>> Begin EXTRACTED INFORMATION
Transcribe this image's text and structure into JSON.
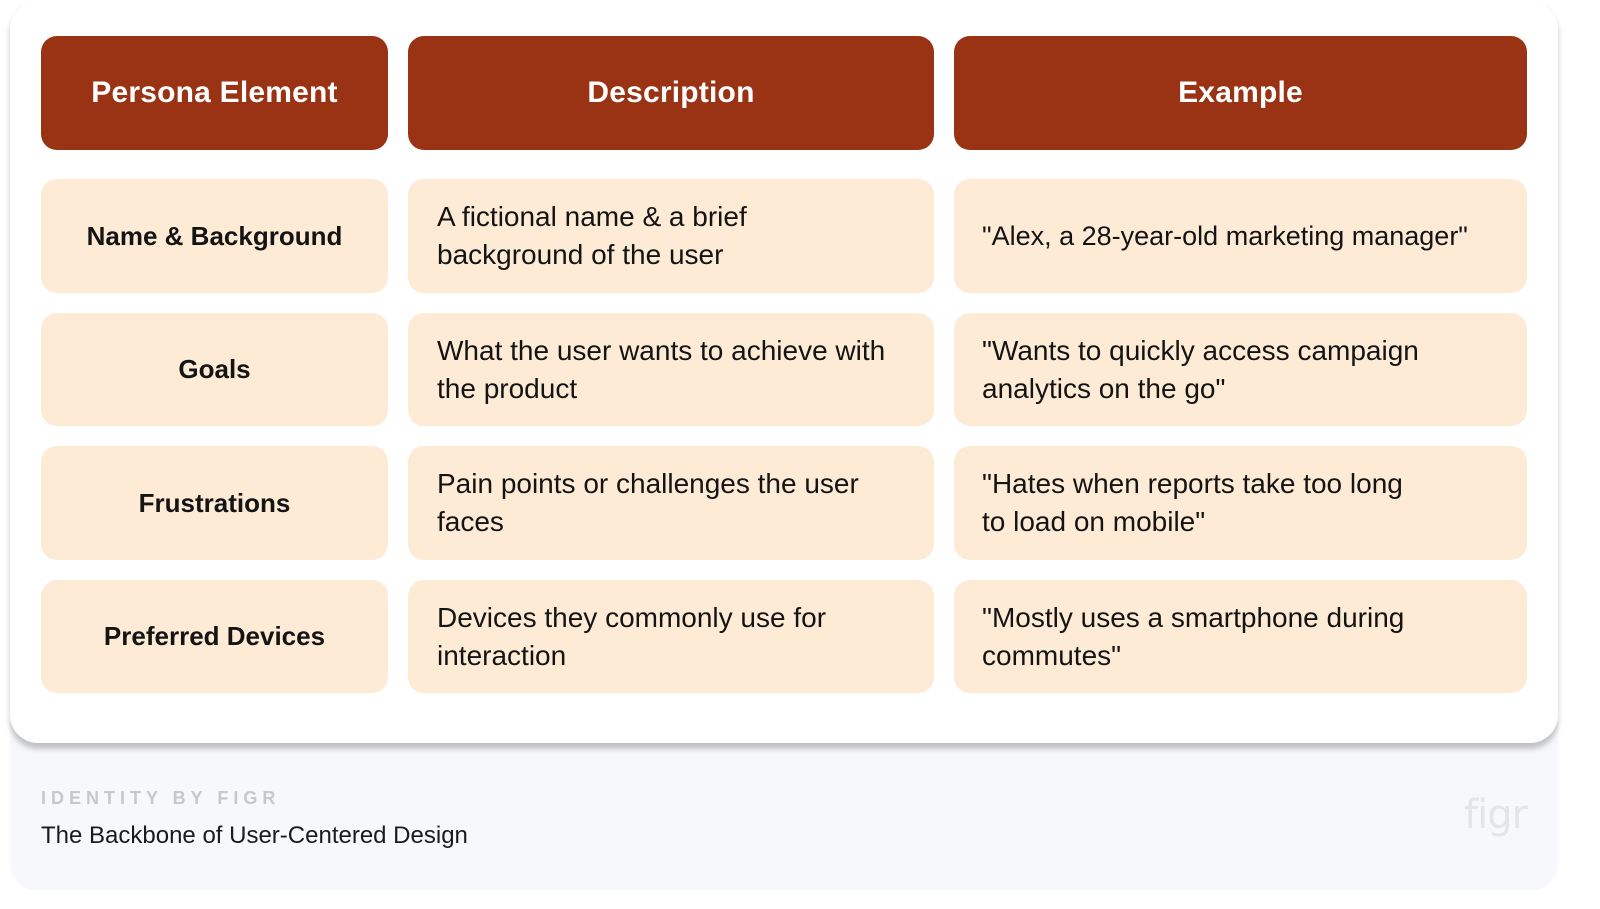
{
  "table": {
    "headers": [
      "Persona Element",
      "Description",
      "Example"
    ],
    "rows": [
      {
        "element": "Name & Background",
        "description": "A fictional name & a brief background of the user",
        "example": "\"Alex, a 28-year-old marketing manager\""
      },
      {
        "element": "Goals",
        "description": "What the user wants to achieve with the product",
        "example": "\"Wants to quickly access campaign analytics on the go\""
      },
      {
        "element": "Frustrations",
        "description": "Pain points or challenges the user faces",
        "example": "\"Hates when reports take too long to load on mobile\""
      },
      {
        "element": "Preferred Devices",
        "description": "Devices they commonly use for interaction",
        "example": "\"Mostly uses a smartphone during commutes\""
      }
    ]
  },
  "footer": {
    "kicker": "IDENTITY BY FIGR",
    "title": "The Backbone of User-Centered Design",
    "brand": "figr"
  },
  "colors": {
    "header_bg": "#9a3214",
    "cell_bg": "#fdebd6",
    "footer_bg": "#f7f8fc"
  }
}
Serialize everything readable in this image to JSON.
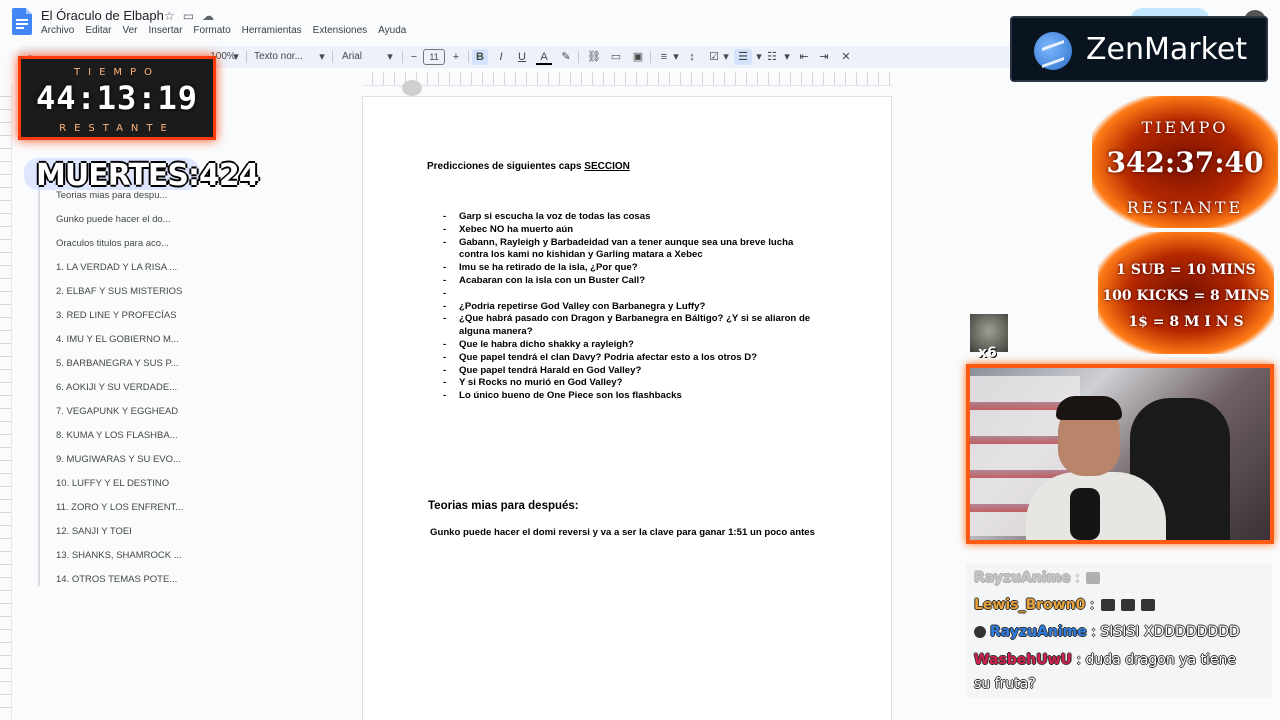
{
  "app": {
    "doc_title": "El Óraculo de Elbaph",
    "menu": [
      "Archivo",
      "Editar",
      "Ver",
      "Insertar",
      "Formato",
      "Herramientas",
      "Extensiones",
      "Ayuda"
    ]
  },
  "toolbar": {
    "zoom": "100%",
    "style": "Texto nor...",
    "font": "Arial",
    "font_size": "11",
    "bold": "B",
    "italic": "I",
    "underline": "U",
    "text_color": "A"
  },
  "outline": {
    "items": [
      "Teorias mias para despu...",
      "Gunko puede hacer el do...",
      "Oraculos titulos para aco...",
      "1. LA VERDAD Y LA RISA ...",
      "2. ELBAF Y SUS MISTERIOS",
      "3. RED LINE Y PROFECÍAS",
      "4. IMU Y EL GOBIERNO M...",
      "5. BARBANEGRA Y SUS P...",
      "6. AOKIJI Y SU VERDADE...",
      "7. VEGAPUNK Y EGGHEAD",
      "8. KUMA Y LOS FLASHBA...",
      "9. MUGIWARAS Y SU EVO...",
      "10. LUFFY Y EL DESTINO",
      "11. ZORO Y LOS ENFRENT...",
      "12. SANJI Y TOEI",
      "13. SHANKS, SHAMROCK ...",
      "14. OTROS TEMAS POTE..."
    ]
  },
  "document": {
    "heading_prefix": "Predicciones de siguientes caps ",
    "heading_underlined": "SECCION",
    "bullets": [
      "Garp si escucha la voz de todas las cosas",
      "Xebec NO ha muerto aún",
      "Gabann, Rayleigh y Barbadeidad van a tener aunque sea una breve lucha contra los kami no kishidan y Garling matara a Xebec",
      "Imu se ha retirado de la isla, ¿Por que?",
      "Acabaran con la isla con un Buster Call?",
      "",
      "¿Podria repetirse God Valley con Barbanegra y Luffy?",
      "¿Que habrá pasado con Dragon y Barbanegra en Báltigo? ¿Y si se aliaron de alguna manera?",
      "Que le habra dicho shakky a rayleigh?",
      "Que papel tendrá el clan Davy? Podria afectar esto a los otros D?",
      "Que papel tendrá Harald en God Valley?",
      "Y si Rocks no murió en God Valley?",
      "Lo único bueno de One Piece son los flashbacks"
    ],
    "section2_title": "Teorias mias para después:",
    "section2_text": "Gunko puede hacer el domi reversi y va a ser la clave para ganar 1:51 un poco antes"
  },
  "overlay": {
    "timer_label_top": "TIEMPO",
    "timer_value": "44:13:19",
    "timer_label_bottom": "RESTANTE",
    "deaths": "MUERTES:424",
    "sponsor": "ZenMarket",
    "sub_timer_top": "TIEMPO",
    "sub_timer_value": "342:37:40",
    "sub_timer_bottom": "RESTANTE",
    "rules": [
      "1 SUB = 10 MINS",
      "100 KICKS = 8 MINS",
      "1$ = 8 M I N S"
    ],
    "emote_count": "x6"
  },
  "chat": [
    {
      "user": "RayzuAnime",
      "sep": " :",
      "text": "",
      "color": "#6b6b6b",
      "faded": true
    },
    {
      "user": "Lewis_Brown0",
      "sep": " :",
      "text": "",
      "color": "#e8a33a",
      "faded": false
    },
    {
      "user": "RayzuAnime",
      "sep": " :",
      "text": " SISISI XDDDDDDDD",
      "color": "#2f7de1",
      "faded": false
    },
    {
      "user": "WasbehUwU",
      "sep": " :",
      "text": " duda   dragon ya tiene",
      "color": "#d3204f",
      "faded": false
    },
    {
      "user": "",
      "sep": "",
      "text": "su fruta?",
      "color": "#ffffff",
      "faded": false
    }
  ],
  "colors": {
    "accent_blue": "#4285f4",
    "toolbar_bg": "#edf2fa",
    "fire_orange": "#ff5a14"
  }
}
>> End EXTRACTED INFORMATION
**WRITTEN REQUEST**
Go through the material and select each line with the string "RESTANTE" in it.

**WRITTEN RESPONSE**
    "timer_label_bottom": "RESTANTE",
    "sub_timer_bottom": "RESTANTE",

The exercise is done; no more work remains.